Quote the listing below in its entirety, omitting every image.
========================================
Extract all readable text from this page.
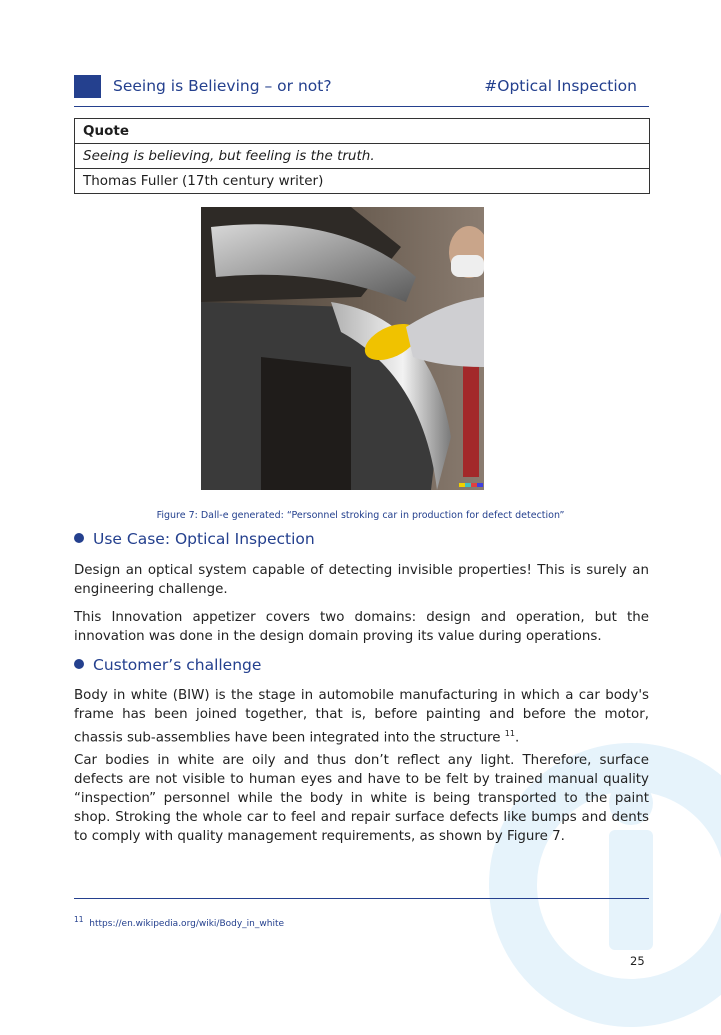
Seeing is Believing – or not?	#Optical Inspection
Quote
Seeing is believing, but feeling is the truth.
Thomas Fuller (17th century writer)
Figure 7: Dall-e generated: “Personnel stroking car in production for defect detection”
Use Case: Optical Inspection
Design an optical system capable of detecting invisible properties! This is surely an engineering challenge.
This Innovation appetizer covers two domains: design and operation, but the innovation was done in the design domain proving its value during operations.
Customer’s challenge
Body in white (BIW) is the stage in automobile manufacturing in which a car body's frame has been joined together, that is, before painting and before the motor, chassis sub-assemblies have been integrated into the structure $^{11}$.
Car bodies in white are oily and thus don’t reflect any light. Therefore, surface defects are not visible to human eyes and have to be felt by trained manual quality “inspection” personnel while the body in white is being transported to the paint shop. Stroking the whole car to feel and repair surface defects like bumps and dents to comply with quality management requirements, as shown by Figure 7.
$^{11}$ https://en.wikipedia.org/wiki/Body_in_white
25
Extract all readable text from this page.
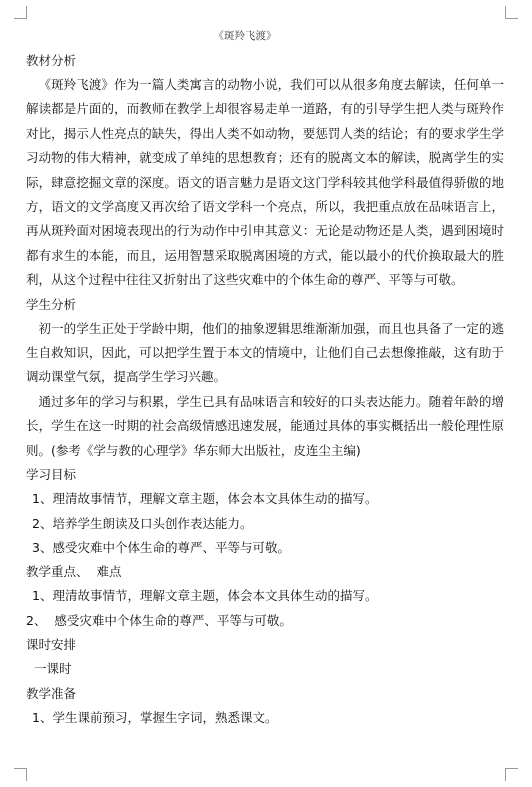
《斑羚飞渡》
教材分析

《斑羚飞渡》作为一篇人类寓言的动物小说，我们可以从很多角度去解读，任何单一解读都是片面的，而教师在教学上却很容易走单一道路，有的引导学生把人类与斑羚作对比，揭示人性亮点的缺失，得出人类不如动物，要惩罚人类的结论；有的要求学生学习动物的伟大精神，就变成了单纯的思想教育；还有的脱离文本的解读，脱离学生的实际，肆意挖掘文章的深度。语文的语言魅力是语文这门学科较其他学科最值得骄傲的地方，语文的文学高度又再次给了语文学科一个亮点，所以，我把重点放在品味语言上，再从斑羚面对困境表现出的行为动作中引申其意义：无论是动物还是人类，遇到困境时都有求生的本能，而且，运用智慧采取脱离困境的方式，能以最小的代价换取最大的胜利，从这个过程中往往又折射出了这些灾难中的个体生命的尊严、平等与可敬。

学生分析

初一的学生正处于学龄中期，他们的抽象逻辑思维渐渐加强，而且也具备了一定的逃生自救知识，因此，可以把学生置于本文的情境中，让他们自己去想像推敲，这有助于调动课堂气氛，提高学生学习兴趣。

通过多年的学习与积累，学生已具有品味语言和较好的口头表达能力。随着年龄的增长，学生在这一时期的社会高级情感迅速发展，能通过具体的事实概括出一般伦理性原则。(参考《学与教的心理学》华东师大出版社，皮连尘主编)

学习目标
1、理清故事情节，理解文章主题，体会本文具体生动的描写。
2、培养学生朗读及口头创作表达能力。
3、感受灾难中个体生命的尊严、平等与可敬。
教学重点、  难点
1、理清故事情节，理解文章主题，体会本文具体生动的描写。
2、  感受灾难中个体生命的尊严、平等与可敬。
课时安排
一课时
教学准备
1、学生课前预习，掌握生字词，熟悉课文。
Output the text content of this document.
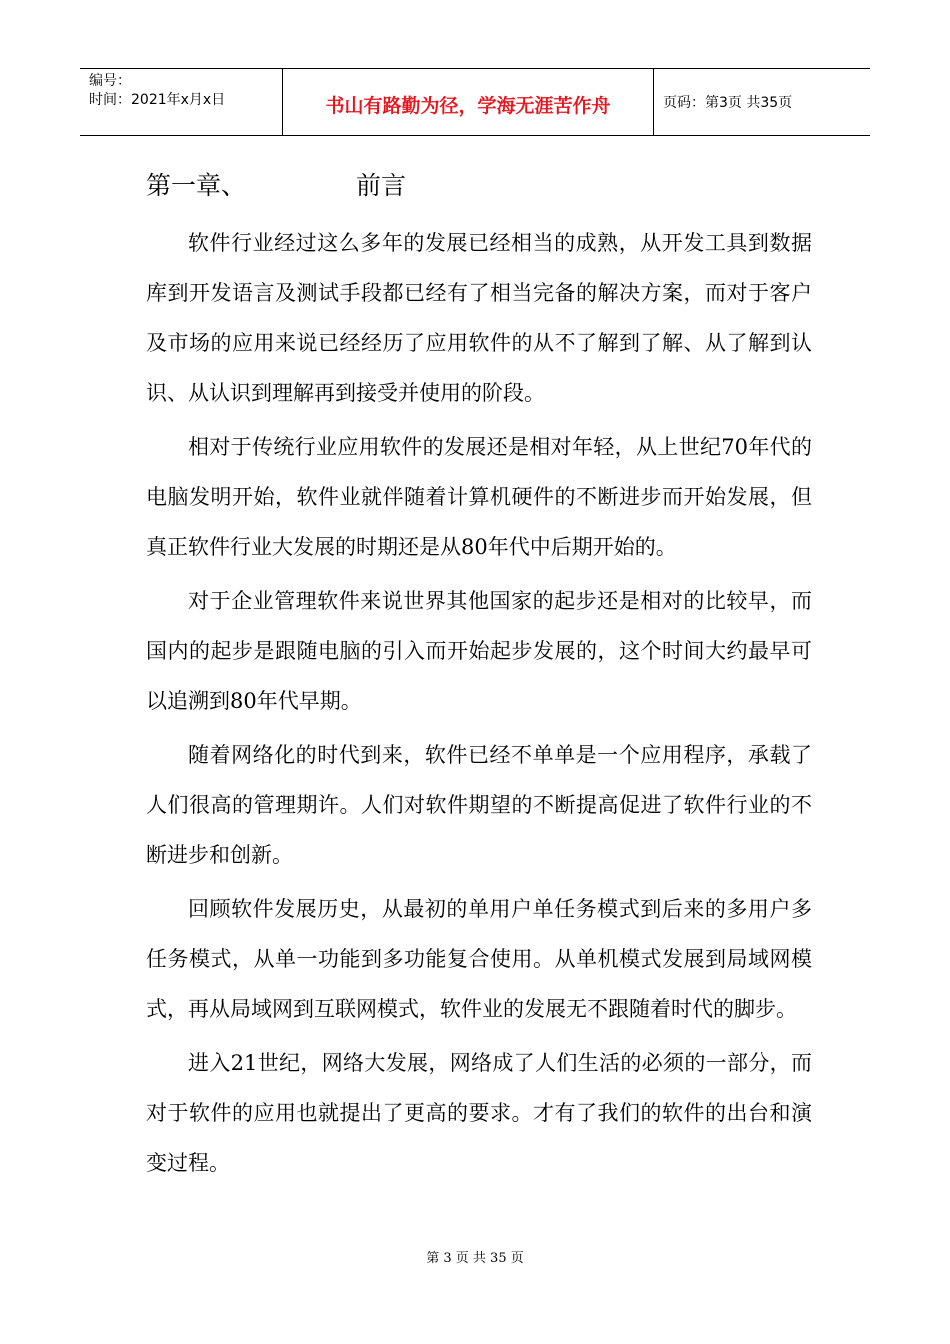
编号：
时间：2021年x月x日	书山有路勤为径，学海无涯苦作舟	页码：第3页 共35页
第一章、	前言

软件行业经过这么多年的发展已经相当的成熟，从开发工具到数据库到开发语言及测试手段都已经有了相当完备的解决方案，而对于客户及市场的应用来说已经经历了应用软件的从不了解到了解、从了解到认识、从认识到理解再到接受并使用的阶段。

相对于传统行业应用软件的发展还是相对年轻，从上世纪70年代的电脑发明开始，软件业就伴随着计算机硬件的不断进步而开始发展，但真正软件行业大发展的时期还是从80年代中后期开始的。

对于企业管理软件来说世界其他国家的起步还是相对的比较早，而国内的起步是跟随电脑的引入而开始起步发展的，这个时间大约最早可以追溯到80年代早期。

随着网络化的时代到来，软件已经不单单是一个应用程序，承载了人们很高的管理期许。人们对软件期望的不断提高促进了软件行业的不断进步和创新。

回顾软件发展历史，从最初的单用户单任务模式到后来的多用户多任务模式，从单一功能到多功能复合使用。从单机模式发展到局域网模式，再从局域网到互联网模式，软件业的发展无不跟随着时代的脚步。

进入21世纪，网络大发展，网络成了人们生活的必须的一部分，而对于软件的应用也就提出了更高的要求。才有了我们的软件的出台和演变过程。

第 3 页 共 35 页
========================================
* [Correct answer]:
Extract all readable text from this page.
Seeing is Believing – or not?	#Optical Inspection
Quote
Seeing is believing, but feeling is the truth.
Thomas Fuller (17th century writer)
Figure 7: Dall-e generated: “Personnel stroking car in production for defect detection”
Use Case: Optical Inspection
Design an optical system capable of detecting invisible properties! This is surely an engineering challenge.
This Innovation appetizer covers two domains: design and operation, but the innovation was done in the design domain proving its value during operations.
Customer’s challenge
Body in white (BIW) is the stage in automobile manufacturing in which a car body's frame has been joined together, that is, before painting and before the motor, chassis sub-assemblies have been integrated into the structure $^{11}$.
Car bodies in white are oily and thus don’t reflect any light. Therefore, surface defects are not visible to human eyes and have to be felt by trained manual quality “inspection” personnel while the body in white is being transported to the paint shop. Stroking the whole car to feel and repair surface defects like bumps and dents to comply with quality management requirements, as shown by Figure 7.
$^{11}$ https://en.wikipedia.org/wiki/Body_in_white
25
Extract all readable text from this page.
《斑羚飞渡》
教材分析

《斑羚飞渡》作为一篇人类寓言的动物小说，我们可以从很多角度去解读，任何单一解读都是片面的，而教师在教学上却很容易走单一道路，有的引导学生把人类与斑羚作对比，揭示人性亮点的缺失，得出人类不如动物，要惩罚人类的结论；有的要求学生学习动物的伟大精神，就变成了单纯的思想教育；还有的脱离文本的解读，脱离学生的实际，肆意挖掘文章的深度。语文的语言魅力是语文这门学科较其他学科最值得骄傲的地方，语文的文学高度又再次给了语文学科一个亮点，所以，我把重点放在品味语言上，再从斑羚面对困境表现出的行为动作中引申其意义：无论是动物还是人类，遇到困境时都有求生的本能，而且，运用智慧采取脱离困境的方式，能以最小的代价换取最大的胜利，从这个过程中往往又折射出了这些灾难中的个体生命的尊严、平等与可敬。

学生分析

初一的学生正处于学龄中期，他们的抽象逻辑思维渐渐加强，而且也具备了一定的逃生自救知识，因此，可以把学生置于本文的情境中，让他们自己去想像推敲，这有助于调动课堂气氛，提高学生学习兴趣。

通过多年的学习与积累，学生已具有品味语言和较好的口头表达能力。随着年龄的增长，学生在这一时期的社会高级情感迅速发展，能通过具体的事实概括出一般伦理性原则。(参考《学与教的心理学》华东师大出版社，皮连尘主编)

学习目标
1、理清故事情节，理解文章主题，体会本文具体生动的描写。
2、培养学生朗读及口头创作表达能力。
3、感受灾难中个体生命的尊严、平等与可敬。
教学重点、  难点
1、理清故事情节，理解文章主题，体会本文具体生动的描写。
2、  感受灾难中个体生命的尊严、平等与可敬。
课时安排
一课时
教学准备
1、学生课前预习，掌握生字词，熟悉课文。
Output the text content of this document.
编号：
时间：2021年x月x日	书山有路勤为径，学海无涯苦作舟	页码：第3页 共35页
第一章、	前言

软件行业经过这么多年的发展已经相当的成熟，从开发工具到数据库到开发语言及测试手段都已经有了相当完备的解决方案，而对于客户及市场的应用来说已经经历了应用软件的从不了解到了解、从了解到认识、从认识到理解再到接受并使用的阶段。

相对于传统行业应用软件的发展还是相对年轻，从上世纪70年代的电脑发明开始，软件业就伴随着计算机硬件的不断进步而开始发展，但真正软件行业大发展的时期还是从80年代中后期开始的。

对于企业管理软件来说世界其他国家的起步还是相对的比较早，而国内的起步是跟随电脑的引入而开始起步发展的，这个时间大约最早可以追溯到80年代早期。

随着网络化的时代到来，软件已经不单单是一个应用程序，承载了人们很高的管理期许。人们对软件期望的不断提高促进了软件行业的不断进步和创新。

回顾软件发展历史，从最初的单用户单任务模式到后来的多用户多任务模式，从单一功能到多功能复合使用。从单机模式发展到局域网模式，再从局域网到互联网模式，软件业的发展无不跟随着时代的脚步。

进入21世纪，网络大发展，网络成了人们生活的必须的一部分，而对于软件的应用也就提出了更高的要求。才有了我们的软件的出台和演变过程。

第 3 页 共 35 页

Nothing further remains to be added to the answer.